▶ INSTRUCTION: Take the entries below and reproduce them word for word.

======

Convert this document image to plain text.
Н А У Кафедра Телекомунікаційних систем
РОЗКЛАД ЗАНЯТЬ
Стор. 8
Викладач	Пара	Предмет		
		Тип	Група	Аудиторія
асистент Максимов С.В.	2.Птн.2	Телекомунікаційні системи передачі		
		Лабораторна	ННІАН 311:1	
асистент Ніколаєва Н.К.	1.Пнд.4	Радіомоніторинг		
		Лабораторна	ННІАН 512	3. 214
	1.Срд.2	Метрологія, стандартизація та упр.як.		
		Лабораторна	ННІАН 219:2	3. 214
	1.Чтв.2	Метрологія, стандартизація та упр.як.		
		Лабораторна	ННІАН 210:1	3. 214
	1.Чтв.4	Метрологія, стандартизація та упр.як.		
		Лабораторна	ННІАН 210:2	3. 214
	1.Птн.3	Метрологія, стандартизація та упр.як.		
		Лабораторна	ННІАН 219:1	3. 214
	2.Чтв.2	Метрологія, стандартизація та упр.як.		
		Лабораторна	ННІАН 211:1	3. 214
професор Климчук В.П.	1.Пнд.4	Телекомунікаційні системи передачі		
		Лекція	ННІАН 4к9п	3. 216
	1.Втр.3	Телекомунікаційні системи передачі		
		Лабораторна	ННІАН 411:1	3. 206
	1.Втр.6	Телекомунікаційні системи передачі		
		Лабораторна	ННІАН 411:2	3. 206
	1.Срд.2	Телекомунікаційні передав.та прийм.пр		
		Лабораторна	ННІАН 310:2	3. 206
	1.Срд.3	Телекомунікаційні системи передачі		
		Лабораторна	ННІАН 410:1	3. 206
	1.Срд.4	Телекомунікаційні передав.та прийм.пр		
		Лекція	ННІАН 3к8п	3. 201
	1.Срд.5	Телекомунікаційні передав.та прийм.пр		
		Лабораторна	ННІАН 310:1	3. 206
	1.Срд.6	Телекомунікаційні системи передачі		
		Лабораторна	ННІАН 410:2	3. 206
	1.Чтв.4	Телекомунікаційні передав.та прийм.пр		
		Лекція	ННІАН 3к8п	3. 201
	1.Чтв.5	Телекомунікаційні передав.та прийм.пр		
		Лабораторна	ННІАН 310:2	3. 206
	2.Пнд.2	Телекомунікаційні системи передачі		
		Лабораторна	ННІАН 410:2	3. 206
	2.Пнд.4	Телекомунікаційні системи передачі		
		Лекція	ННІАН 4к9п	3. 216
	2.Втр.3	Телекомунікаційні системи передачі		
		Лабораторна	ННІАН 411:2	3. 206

======

▶ EXPECTED OUTPUT:
Convert this document image to plain text.
Н А У Кафедра Телекомунікаційних систем
РОЗКЛАД ЗАНЯТЬ
Стор. 8
Викладач	Пара	Предмет		
		Тип	Група	Аудиторія
асистент Максимов С.В.	2.Птн.2	Телекомунікаційні системи передачі		
		Лабораторна	ННІАН 311:1	
асистент Ніколаєва Н.К.	1.Пнд.4	Радіомоніторинг		
		Лабораторна	ННІАН 512	3. 214
	1.Срд.2	Метрологія, стандартизація та упр.як.		
		Лабораторна	ННІАН 219:2	3. 214
	1.Чтв.2	Метрологія, стандартизація та упр.як.		
		Лабораторна	ННІАН 210:1	3. 214
	1.Чтв.4	Метрологія, стандартизація та упр.як.		
		Лабораторна	ННІАН 210:2	3. 214
	1.Птн.3	Метрологія, стандартизація та упр.як.		
		Лабораторна	ННІАН 219:1	3. 214
	2.Чтв.2	Метрологія, стандартизація та упр.як.		
		Лабораторна	ННІАН 211:1	3. 214
професор Климчук В.П.	1.Пнд.4	Телекомунікаційні системи передачі		
		Лекція	ННІАН 4к9п	3. 216
	1.Втр.3	Телекомунікаційні системи передачі		
		Лабораторна	ННІАН 411:1	3. 206
	1.Втр.6	Телекомунікаційні системи передачі		
		Лабораторна	ННІАН 411:2	3. 206
	1.Срд.2	Телекомунікаційні передав.та прийм.пр		
		Лабораторна	ННІАН 310:2	3. 206
	1.Срд.3	Телекомунікаційні системи передачі		
		Лабораторна	ННІАН 410:1	3. 206
	1.Срд.4	Телекомунікаційні передав.та прийм.пр		
		Лекція	ННІАН 3к8п	3. 201
	1.Срд.5	Телекомунікаційні передав.та прийм.пр		
		Лабораторна	ННІАН 310:1	3. 206
	1.Срд.6	Телекомунікаційні системи передачі		
		Лабораторна	ННІАН 410:2	3. 206
	1.Чтв.4	Телекомунікаційні передав.та прийм.пр		
		Лекція	ННІАН 3к8п	3. 201
	1.Чтв.5	Телекомунікаційні передав.та прийм.пр		
		Лабораторна	ННІАН 310:2	3. 206
	2.Пнд.2	Телекомунікаційні системи передачі		
		Лабораторна	ННІАН 410:2	3. 206
	2.Пнд.4	Телекомунікаційні системи передачі		
		Лекція	ННІАН 4к9п	3. 216
	2.Втр.3	Телекомунікаційні системи передачі		
		Лабораторна	ННІАН 411:2	3. 206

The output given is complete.